**DIRECTIONS FOR THIS TASK:**
Among the entries below, count the lines that contain the word "turbines". Write down only the total.

**RECORDS SUPPLIED:**

※

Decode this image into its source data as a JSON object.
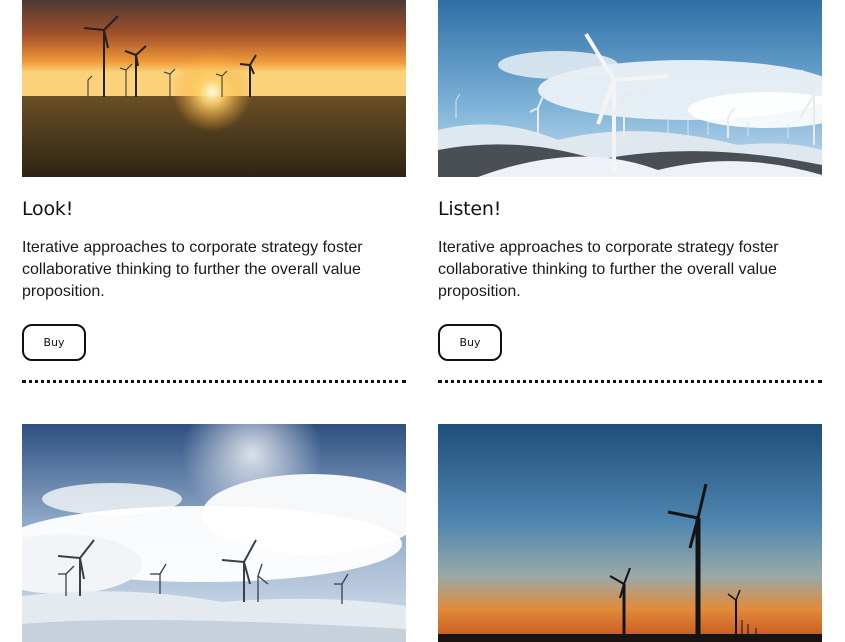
{
  "cards": [
    {
      "title": "Look!",
      "description": "Iterative approaches to corporate strategy foster collaborative thinking to further the overall value proposition.",
      "button_label": "Buy",
      "image": "wind-turbines-sunset-field-photo"
    },
    {
      "title": "Listen!",
      "description": "Iterative approaches to corporate strategy foster collaborative thinking to further the overall value proposition.",
      "button_label": "Buy",
      "image": "wind-turbines-snowy-hills-photo"
    },
    {
      "image": "wind-turbines-cloudy-snow-photo"
    },
    {
      "image": "wind-turbines-dusk-silhouette-photo"
    }
  ],
  "colors": {
    "sunset_sky_top": "#5a3a2e",
    "sunset_glow": "#f7a23b",
    "field": "#5b4a2a",
    "sky_blue": "#3f7fb3",
    "snow": "#e9eef3",
    "dusk_top": "#2a5f8f",
    "dusk_bottom": "#e8742a"
  }
}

※

**SOLUTION FOR THIS TASK:**
4